• **STATED PROBLEM**:
Transcribe every line exactly and omit anything that is a picture.

+++ ITEMS

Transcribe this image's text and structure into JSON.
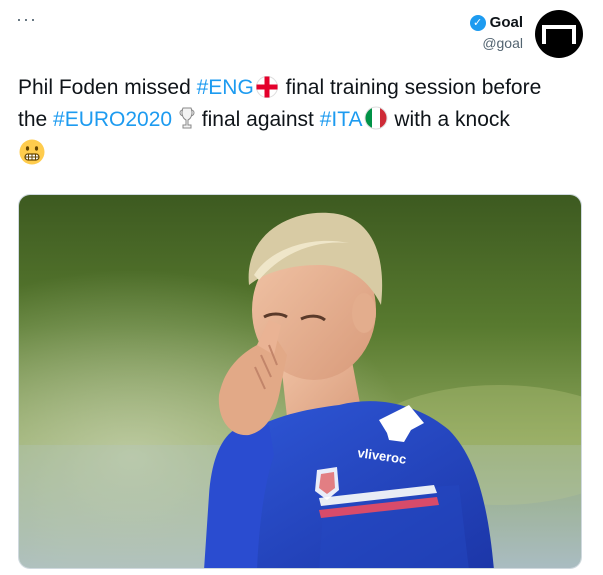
{
  "header": {
    "more_label": "···",
    "author_name": "Goal",
    "author_handle": "@goal",
    "verified": true
  },
  "tweet": {
    "seg1": "Phil Foden missed ",
    "tag1": "#ENG",
    "seg2": " final training session before",
    "seg3": "the ",
    "tag2": "#EURO2020",
    "seg4": " final against ",
    "tag3": "#ITA",
    "seg5": " with a knock"
  },
  "media": {
    "jersey_text": "vliveroc"
  },
  "colors": {
    "link": "#1d9bf0",
    "verified": "#1d9bf0",
    "text": "#0f1419",
    "secondary": "#536471"
  },
  "icons": [
    "more-icon",
    "verified-icon",
    "goal-logo",
    "england-flag-icon",
    "trophy-icon",
    "italy-flag-icon",
    "grimacing-face-icon"
  ]
}
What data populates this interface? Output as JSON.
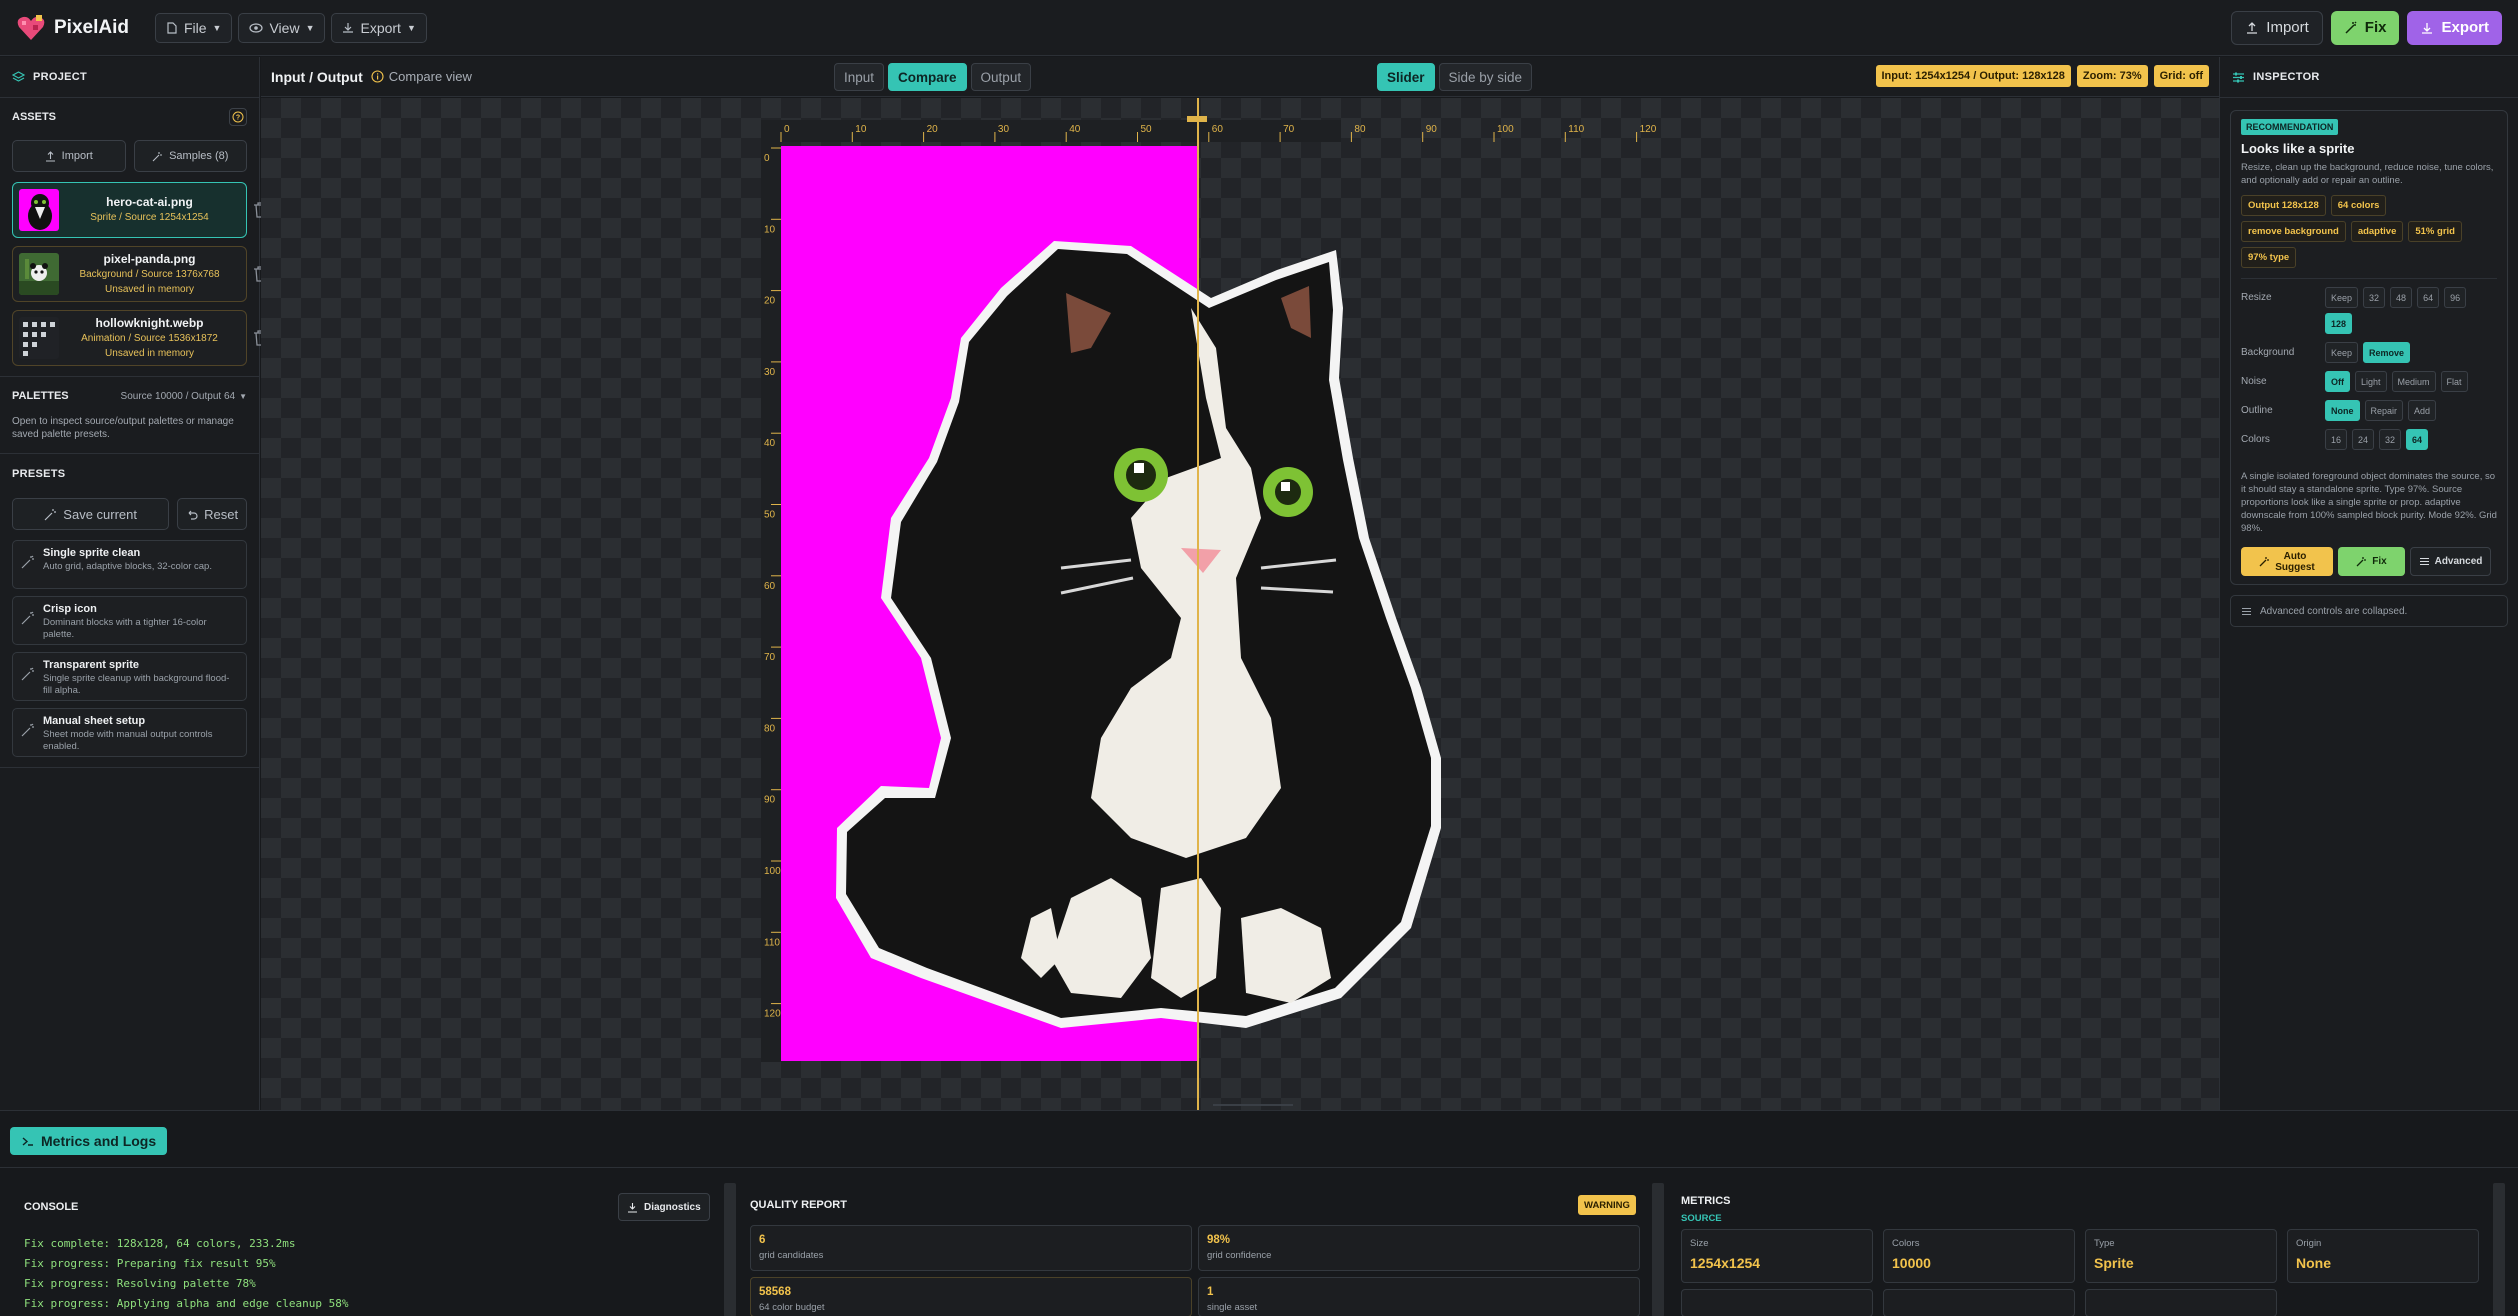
{
  "app": {
    "name": "PixelAid"
  },
  "menu": {
    "file": "File",
    "view": "View",
    "export": "Export"
  },
  "toolbar": {
    "import": "Import",
    "fix": "Fix",
    "export": "Export"
  },
  "sidebar": {
    "project": "PROJECT",
    "assets": "ASSETS",
    "import_btn": "Import",
    "samples_btn": "Samples (8)",
    "assets_list": [
      {
        "name": "hero-cat-ai.png",
        "sub": "Sprite / Source 1254x1254",
        "note": ""
      },
      {
        "name": "pixel-panda.png",
        "sub": "Background / Source 1376x768",
        "note": "Unsaved in memory"
      },
      {
        "name": "hollowknight.webp",
        "sub": "Animation / Source 1536x1872",
        "note": "Unsaved in memory"
      }
    ],
    "palettes": "PALETTES",
    "palettes_meta": "Source 10000 / Output 64",
    "palettes_desc": "Open to inspect source/output palettes or manage saved palette presets.",
    "presets": "PRESETS",
    "save_current": "Save current",
    "reset": "Reset",
    "presets_list": [
      {
        "title": "Single sprite clean",
        "desc": "Auto grid, adaptive blocks, 32-color cap."
      },
      {
        "title": "Crisp icon",
        "desc": "Dominant blocks with a tighter 16-color palette."
      },
      {
        "title": "Transparent sprite",
        "desc": "Single sprite cleanup with background flood-fill alpha."
      },
      {
        "title": "Manual sheet setup",
        "desc": "Sheet mode with manual output controls enabled."
      }
    ]
  },
  "viewer": {
    "title": "Input / Output",
    "compare_view": "Compare view",
    "mode_tabs": [
      "Input",
      "Compare",
      "Output"
    ],
    "active_mode": "Compare",
    "compare_tabs": [
      "Slider",
      "Side by side"
    ],
    "active_compare": "Slider",
    "badges": [
      "Input: 1254x1254 / Output: 128x128",
      "Zoom: 73%",
      "Grid: off"
    ],
    "ruler_x": [
      "0",
      "10",
      "20",
      "30",
      "40",
      "50",
      "60",
      "70",
      "80",
      "90",
      "100",
      "110",
      "120"
    ],
    "ruler_y": [
      "0",
      "10",
      "20",
      "30",
      "40",
      "50",
      "60",
      "70",
      "80",
      "90",
      "100",
      "110",
      "120"
    ],
    "slider_position": 0.5
  },
  "inspector": {
    "title": "INSPECTOR",
    "rec_tag": "RECOMMENDATION",
    "rec_title": "Looks like a sprite",
    "rec_desc": "Resize, clean up the background, reduce noise, tune colors, and optionally add or repair an outline.",
    "chips": [
      "Output 128x128",
      "64 colors",
      "remove background",
      "adaptive",
      "51% grid",
      "97% type"
    ],
    "controls": [
      {
        "label": "Resize",
        "options": [
          "Keep",
          "32",
          "48",
          "64",
          "96",
          "128"
        ],
        "active": "128"
      },
      {
        "label": "Background",
        "options": [
          "Keep",
          "Remove"
        ],
        "active": "Remove"
      },
      {
        "label": "Noise",
        "options": [
          "Off",
          "Light",
          "Medium",
          "Flat"
        ],
        "active": "Off"
      },
      {
        "label": "Outline",
        "options": [
          "None",
          "Repair",
          "Add"
        ],
        "active": "None"
      },
      {
        "label": "Colors",
        "options": [
          "16",
          "24",
          "32",
          "64"
        ],
        "active": "64"
      }
    ],
    "desc": "A single isolated foreground object dominates the source, so it should stay a standalone sprite. Type 97%. Source proportions look like a single sprite or prop. adaptive downscale from 100% sampled block purity. Mode 92%. Grid 98%.",
    "auto_suggest": "Auto Suggest",
    "fix": "Fix",
    "advanced": "Advanced",
    "collapsed": "Advanced controls are collapsed."
  },
  "bottom": {
    "metrics_logs": "Metrics and Logs",
    "console_title": "CONSOLE",
    "diagnostics": "Diagnostics",
    "logs": [
      "Fix complete: 128x128, 64 colors, 233.2ms",
      "Fix progress: Preparing fix result 95%",
      "Fix progress: Resolving palette 78%",
      "Fix progress: Applying alpha and edge cleanup 58%"
    ],
    "quality_title": "QUALITY REPORT",
    "warning": "WARNING",
    "quality": [
      {
        "value": "6",
        "label": "grid candidates"
      },
      {
        "value": "98%",
        "label": "grid confidence"
      },
      {
        "value": "58568",
        "label": "64 color budget"
      },
      {
        "value": "1",
        "label": "single asset"
      }
    ],
    "metrics_title": "METRICS",
    "metrics_sub": "SOURCE",
    "metrics": [
      {
        "label": "Size",
        "value": "1254x1254"
      },
      {
        "label": "Colors",
        "value": "10000"
      },
      {
        "label": "Type",
        "value": "Sprite"
      },
      {
        "label": "Origin",
        "value": "None"
      }
    ]
  },
  "colors": {
    "accent": "#35c4b4",
    "warn": "#f2c34c",
    "fix": "#7ed36d",
    "export": "#a063e8",
    "magenta": "#ff00ff"
  }
}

++++++

• **WRITTEN RESPONSE**:
Transcribe this image's text and structure into JSON.
{
  "header": {
    "more_label": "···",
    "author_name": "Goal",
    "author_handle": "@goal",
    "verified": true
  },
  "tweet": {
    "seg1": "Phil Foden missed ",
    "tag1": "#ENG",
    "seg2": " final training session before",
    "seg3": "the ",
    "tag2": "#EURO2020",
    "seg4": " final against ",
    "tag3": "#ITA",
    "seg5": " with a knock"
  },
  "media": {
    "jersey_text": "vliveroc"
  },
  "colors": {
    "link": "#1d9bf0",
    "verified": "#1d9bf0",
    "text": "#0f1419",
    "secondary": "#536471"
  },
  "icons": [
    "more-icon",
    "verified-icon",
    "goal-logo",
    "england-flag-icon",
    "trophy-icon",
    "italy-flag-icon",
    "grimacing-face-icon"
  ]
}
What data populates this interface? Output as JSON.
{
  "app": {
    "name": "PixelAid"
  },
  "menu": {
    "file": "File",
    "view": "View",
    "export": "Export"
  },
  "toolbar": {
    "import": "Import",
    "fix": "Fix",
    "export": "Export"
  },
  "sidebar": {
    "project": "PROJECT",
    "assets": "ASSETS",
    "import_btn": "Import",
    "samples_btn": "Samples (8)",
    "assets_list": [
      {
        "name": "hero-cat-ai.png",
        "sub": "Sprite / Source 1254x1254",
        "note": ""
      },
      {
        "name": "pixel-panda.png",
        "sub": "Background / Source 1376x768",
        "note": "Unsaved in memory"
      },
      {
        "name": "hollowknight.webp",
        "sub": "Animation / Source 1536x1872",
        "note": "Unsaved in memory"
      }
    ],
    "palettes": "PALETTES",
    "palettes_meta": "Source 10000 / Output 64",
    "palettes_desc": "Open to inspect source/output palettes or manage saved palette presets.",
    "presets": "PRESETS",
    "save_current": "Save current",
    "reset": "Reset",
    "presets_list": [
      {
        "title": "Single sprite clean",
        "desc": "Auto grid, adaptive blocks, 32-color cap."
      },
      {
        "title": "Crisp icon",
        "desc": "Dominant blocks with a tighter 16-color palette."
      },
      {
        "title": "Transparent sprite",
        "desc": "Single sprite cleanup with background flood-fill alpha."
      },
      {
        "title": "Manual sheet setup",
        "desc": "Sheet mode with manual output controls enabled."
      }
    ]
  },
  "viewer": {
    "title": "Input / Output",
    "compare_view": "Compare view",
    "mode_tabs": [
      "Input",
      "Compare",
      "Output"
    ],
    "active_mode": "Compare",
    "compare_tabs": [
      "Slider",
      "Side by side"
    ],
    "active_compare": "Slider",
    "badges": [
      "Input: 1254x1254 / Output: 128x128",
      "Zoom: 73%",
      "Grid: off"
    ],
    "ruler_x": [
      "0",
      "10",
      "20",
      "30",
      "40",
      "50",
      "60",
      "70",
      "80",
      "90",
      "100",
      "110",
      "120"
    ],
    "ruler_y": [
      "0",
      "10",
      "20",
      "30",
      "40",
      "50",
      "60",
      "70",
      "80",
      "90",
      "100",
      "110",
      "120"
    ],
    "slider_position": 0.5
  },
  "inspector": {
    "title": "INSPECTOR",
    "rec_tag": "RECOMMENDATION",
    "rec_title": "Looks like a sprite",
    "rec_desc": "Resize, clean up the background, reduce noise, tune colors, and optionally add or repair an outline.",
    "chips": [
      "Output 128x128",
      "64 colors",
      "remove background",
      "adaptive",
      "51% grid",
      "97% type"
    ],
    "controls": [
      {
        "label": "Resize",
        "options": [
          "Keep",
          "32",
          "48",
          "64",
          "96",
          "128"
        ],
        "active": "128"
      },
      {
        "label": "Background",
        "options": [
          "Keep",
          "Remove"
        ],
        "active": "Remove"
      },
      {
        "label": "Noise",
        "options": [
          "Off",
          "Light",
          "Medium",
          "Flat"
        ],
        "active": "Off"
      },
      {
        "label": "Outline",
        "options": [
          "None",
          "Repair",
          "Add"
        ],
        "active": "None"
      },
      {
        "label": "Colors",
        "options": [
          "16",
          "24",
          "32",
          "64"
        ],
        "active": "64"
      }
    ],
    "desc": "A single isolated foreground object dominates the source, so it should stay a standalone sprite. Type 97%. Source proportions look like a single sprite or prop. adaptive downscale from 100% sampled block purity. Mode 92%. Grid 98%.",
    "auto_suggest": "Auto Suggest",
    "fix": "Fix",
    "advanced": "Advanced",
    "collapsed": "Advanced controls are collapsed."
  },
  "bottom": {
    "metrics_logs": "Metrics and Logs",
    "console_title": "CONSOLE",
    "diagnostics": "Diagnostics",
    "logs": [
      "Fix complete: 128x128, 64 colors, 233.2ms",
      "Fix progress: Preparing fix result 95%",
      "Fix progress: Resolving palette 78%",
      "Fix progress: Applying alpha and edge cleanup 58%"
    ],
    "quality_title": "QUALITY REPORT",
    "warning": "WARNING",
    "quality": [
      {
        "value": "6",
        "label": "grid candidates"
      },
      {
        "value": "98%",
        "label": "grid confidence"
      },
      {
        "value": "58568",
        "label": "64 color budget"
      },
      {
        "value": "1",
        "label": "single asset"
      }
    ],
    "metrics_title": "METRICS",
    "metrics_sub": "SOURCE",
    "metrics": [
      {
        "label": "Size",
        "value": "1254x1254"
      },
      {
        "label": "Colors",
        "value": "10000"
      },
      {
        "label": "Type",
        "value": "Sprite"
      },
      {
        "label": "Origin",
        "value": "None"
      }
    ]
  },
  "colors": {
    "accent": "#35c4b4",
    "warn": "#f2c34c",
    "fix": "#7ed36d",
    "export": "#a063e8",
    "magenta": "#ff00ff"
  }
}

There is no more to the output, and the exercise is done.